> REQUEST: Write out every line below that includes the word "this".

> SUPPLIED INFORMATION:
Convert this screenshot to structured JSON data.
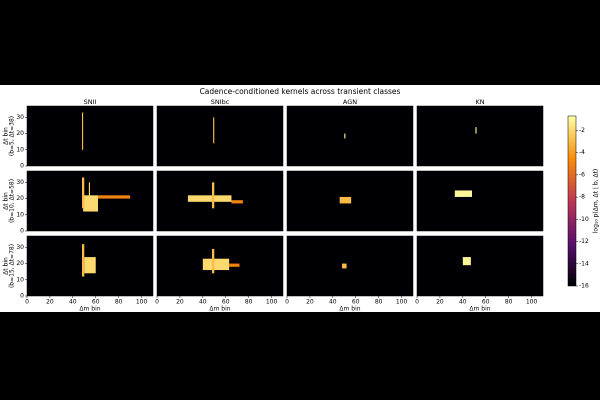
{
  "chart_data": {
    "type": "heatmap",
    "title": "Cadence-conditioned kernels across transient classes",
    "columns": [
      "SNII",
      "SNIbc",
      "AGN",
      "KN"
    ],
    "ylabel": "Δt bin",
    "row_labels": [
      "(b=5, Δt=38)",
      "(b=10, Δt=58)",
      "(b=15, Δt=78)"
    ],
    "xlabel": "Δm bin",
    "xlim": [
      0,
      110
    ],
    "xticks": [
      0,
      20,
      40,
      60,
      80,
      100
    ],
    "ylim": [
      0,
      37
    ],
    "yticks": [
      0,
      10,
      20,
      30
    ],
    "colormap": "inferno",
    "colorbar_label": "log₁₀ p(Δm, Δt | b, Δt)",
    "clim": [
      -16,
      -0.7
    ],
    "cticks": [
      -16,
      -14,
      -12,
      -10,
      -8,
      -6,
      -4,
      -2
    ],
    "panels": [
      {
        "x0": [
          48
        ],
        "x1": [
          49
        ],
        "y0": [
          10
        ],
        "y1": [
          33
        ],
        "values": [
          -3
        ]
      },
      {
        "x0": [
          49
        ],
        "x1": [
          50
        ],
        "y0": [
          14
        ],
        "y1": [
          30
        ],
        "values": [
          -3
        ]
      },
      {
        "x0": [
          50
        ],
        "x1": [
          51
        ],
        "y0": [
          17
        ],
        "y1": [
          20
        ],
        "values": [
          -1
        ]
      },
      {
        "x0": [
          51
        ],
        "x1": [
          52
        ],
        "y0": [
          20
        ],
        "y1": [
          24
        ],
        "values": [
          -1
        ]
      },
      {
        "x0": [
          62,
          49,
          48,
          54
        ],
        "x1": [
          90,
          62,
          50,
          55
        ],
        "y0": [
          20,
          12,
          14,
          18
        ],
        "y1": [
          22,
          22,
          33,
          30
        ],
        "values": [
          -5,
          -2,
          -3,
          -2
        ]
      },
      {
        "x0": [
          65,
          27,
          48
        ],
        "x1": [
          75,
          65,
          50
        ],
        "y0": [
          17,
          18,
          14
        ],
        "y1": [
          19,
          22,
          30
        ],
        "values": [
          -5,
          -2,
          -3
        ]
      },
      {
        "x0": [
          46
        ],
        "x1": [
          56
        ],
        "y0": [
          17
        ],
        "y1": [
          21
        ],
        "values": [
          -3
        ]
      },
      {
        "x0": [
          33
        ],
        "x1": [
          48
        ],
        "y0": [
          21
        ],
        "y1": [
          25
        ],
        "values": [
          -1
        ]
      },
      {
        "x0": [
          50,
          48
        ],
        "x1": [
          60,
          50
        ],
        "y0": [
          14,
          12
        ],
        "y1": [
          24,
          32
        ],
        "values": [
          -2,
          -3
        ]
      },
      {
        "x0": [
          63,
          40,
          48
        ],
        "x1": [
          72,
          63,
          50
        ],
        "y0": [
          18,
          16,
          14
        ],
        "y1": [
          20,
          23,
          29
        ],
        "values": [
          -5,
          -2,
          -3
        ]
      },
      {
        "x0": [
          48
        ],
        "x1": [
          52
        ],
        "y0": [
          17
        ],
        "y1": [
          20
        ],
        "values": [
          -3
        ]
      },
      {
        "x0": [
          40
        ],
        "x1": [
          47
        ],
        "y0": [
          19
        ],
        "y1": [
          24
        ],
        "values": [
          -1
        ]
      }
    ]
  }
}
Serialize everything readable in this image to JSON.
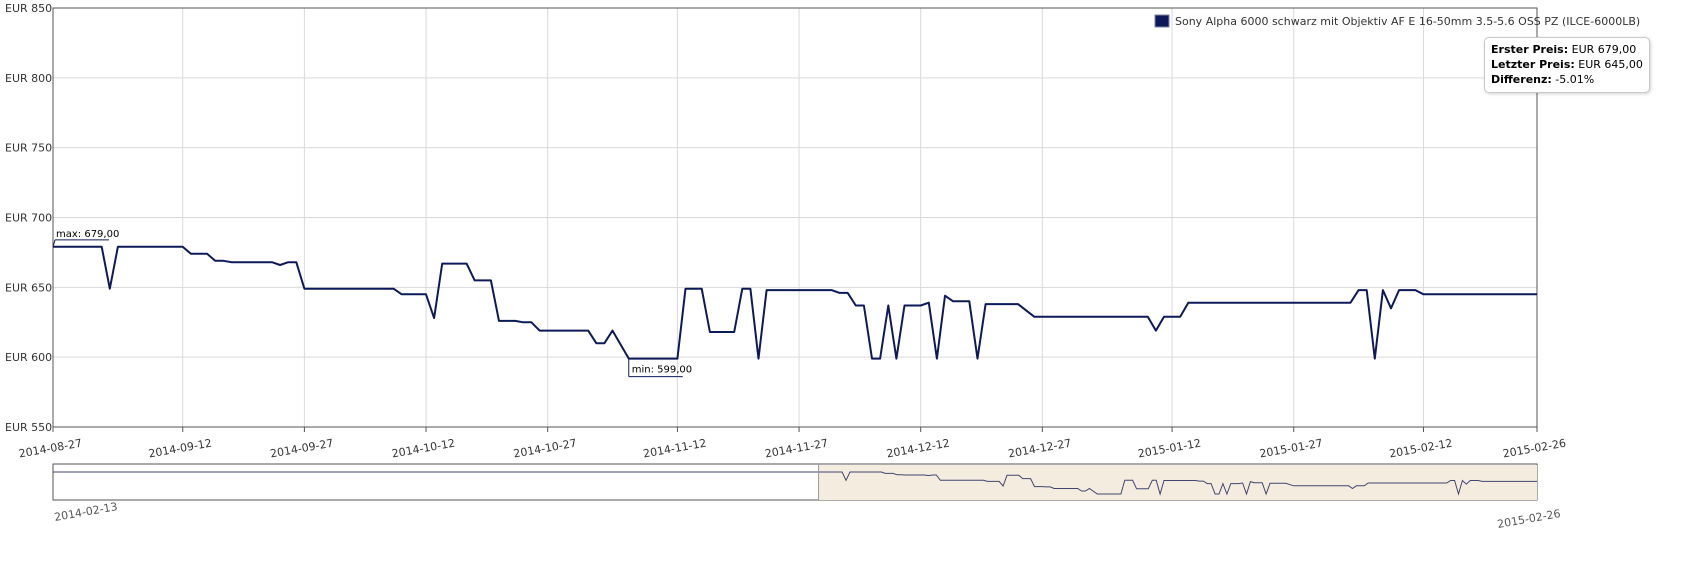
{
  "chart_data": {
    "type": "line",
    "y_tick_labels": [
      "EUR 850",
      "EUR 800",
      "EUR 750",
      "EUR 700",
      "EUR 650",
      "EUR 600",
      "EUR 550"
    ],
    "y_ticks": [
      850,
      800,
      750,
      700,
      650,
      600,
      550
    ],
    "ylim": [
      550,
      850
    ],
    "xlim": [
      "2014-08-27",
      "2015-02-26"
    ],
    "x_tick_labels": [
      "2014-08-27",
      "2014-09-12",
      "2014-09-27",
      "2014-10-12",
      "2014-10-27",
      "2014-11-12",
      "2014-11-27",
      "2014-12-12",
      "2014-12-27",
      "2015-01-12",
      "2015-01-27",
      "2015-02-12",
      "2015-02-26"
    ],
    "grid": true,
    "legend_position": "top-right",
    "series": [
      {
        "name": "Sony Alpha 6000 schwarz mit Objektiv AF E 16-50mm 3.5-5.6 OSS PZ (ILCE-6000LB)",
        "color": "#0d1a59",
        "points": [
          [
            "2014-08-27",
            679
          ],
          [
            "2014-09-02",
            679
          ],
          [
            "2014-09-03",
            649
          ],
          [
            "2014-09-04",
            679
          ],
          [
            "2014-09-12",
            679
          ],
          [
            "2014-09-13",
            674
          ],
          [
            "2014-09-15",
            674
          ],
          [
            "2014-09-16",
            669
          ],
          [
            "2014-09-17",
            669
          ],
          [
            "2014-09-18",
            668
          ],
          [
            "2014-09-23",
            668
          ],
          [
            "2014-09-24",
            666
          ],
          [
            "2014-09-25",
            668
          ],
          [
            "2014-09-26",
            668
          ],
          [
            "2014-09-27",
            649
          ],
          [
            "2014-10-08",
            649
          ],
          [
            "2014-10-09",
            645
          ],
          [
            "2014-10-12",
            645
          ],
          [
            "2014-10-13",
            628
          ],
          [
            "2014-10-14",
            667
          ],
          [
            "2014-10-17",
            667
          ],
          [
            "2014-10-18",
            655
          ],
          [
            "2014-10-20",
            655
          ],
          [
            "2014-10-21",
            626
          ],
          [
            "2014-10-23",
            626
          ],
          [
            "2014-10-24",
            625
          ],
          [
            "2014-10-25",
            625
          ],
          [
            "2014-10-26",
            619
          ],
          [
            "2014-11-01",
            619
          ],
          [
            "2014-11-02",
            610
          ],
          [
            "2014-11-03",
            610
          ],
          [
            "2014-11-04",
            619
          ],
          [
            "2014-11-06",
            599
          ],
          [
            "2014-11-12",
            599
          ],
          [
            "2014-11-13",
            649
          ],
          [
            "2014-11-15",
            649
          ],
          [
            "2014-11-16",
            618
          ],
          [
            "2014-11-19",
            618
          ],
          [
            "2014-11-20",
            649
          ],
          [
            "2014-11-21",
            649
          ],
          [
            "2014-11-22",
            599
          ],
          [
            "2014-11-23",
            648
          ],
          [
            "2014-12-01",
            648
          ],
          [
            "2014-12-02",
            646
          ],
          [
            "2014-12-03",
            646
          ],
          [
            "2014-12-04",
            637
          ],
          [
            "2014-12-05",
            637
          ],
          [
            "2014-12-06",
            599
          ],
          [
            "2014-12-07",
            599
          ],
          [
            "2014-12-08",
            637
          ],
          [
            "2014-12-09",
            599
          ],
          [
            "2014-12-10",
            637
          ],
          [
            "2014-12-12",
            637
          ],
          [
            "2014-12-13",
            639
          ],
          [
            "2014-12-14",
            599
          ],
          [
            "2014-12-15",
            644
          ],
          [
            "2014-12-16",
            640
          ],
          [
            "2014-12-18",
            640
          ],
          [
            "2014-12-19",
            599
          ],
          [
            "2014-12-20",
            638
          ],
          [
            "2014-12-24",
            638
          ],
          [
            "2014-12-26",
            629
          ],
          [
            "2015-01-09",
            629
          ],
          [
            "2015-01-10",
            619
          ],
          [
            "2015-01-11",
            629
          ],
          [
            "2015-01-13",
            629
          ],
          [
            "2015-01-14",
            639
          ],
          [
            "2015-02-03",
            639
          ],
          [
            "2015-02-04",
            648
          ],
          [
            "2015-02-05",
            648
          ],
          [
            "2015-02-06",
            599
          ],
          [
            "2015-02-07",
            648
          ],
          [
            "2015-02-08",
            635
          ],
          [
            "2015-02-09",
            648
          ],
          [
            "2015-02-11",
            648
          ],
          [
            "2015-02-12",
            645
          ],
          [
            "2015-02-26",
            645
          ]
        ]
      }
    ],
    "annotations": {
      "max_label": "max: 679,00",
      "min_label": "min: 599,00"
    },
    "tooltip": {
      "first_label": "Erster Preis:",
      "first_value": "EUR 679,00",
      "last_label": "Letzter Preis:",
      "last_value": "EUR 645,00",
      "diff_label": "Differenz:",
      "diff_value": "-5.01%"
    },
    "navigator": {
      "range_start_label": "2014-02-13",
      "range_end_label": "2015-02-26",
      "range_start": "2014-02-13",
      "range_end": "2015-02-26",
      "selected_start": "2014-08-27",
      "selected_end": "2015-02-26",
      "selection_color": "#f5ece0"
    },
    "colors": {
      "line": "#0d1a59",
      "grid": "#d9d9d9",
      "axis": "#555555",
      "navigator_line": "#40466e"
    }
  }
}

> EXERCISE ANSWER:
Convert this screenshot to structured JSON data.
Serialize everything readable in this image to JSON.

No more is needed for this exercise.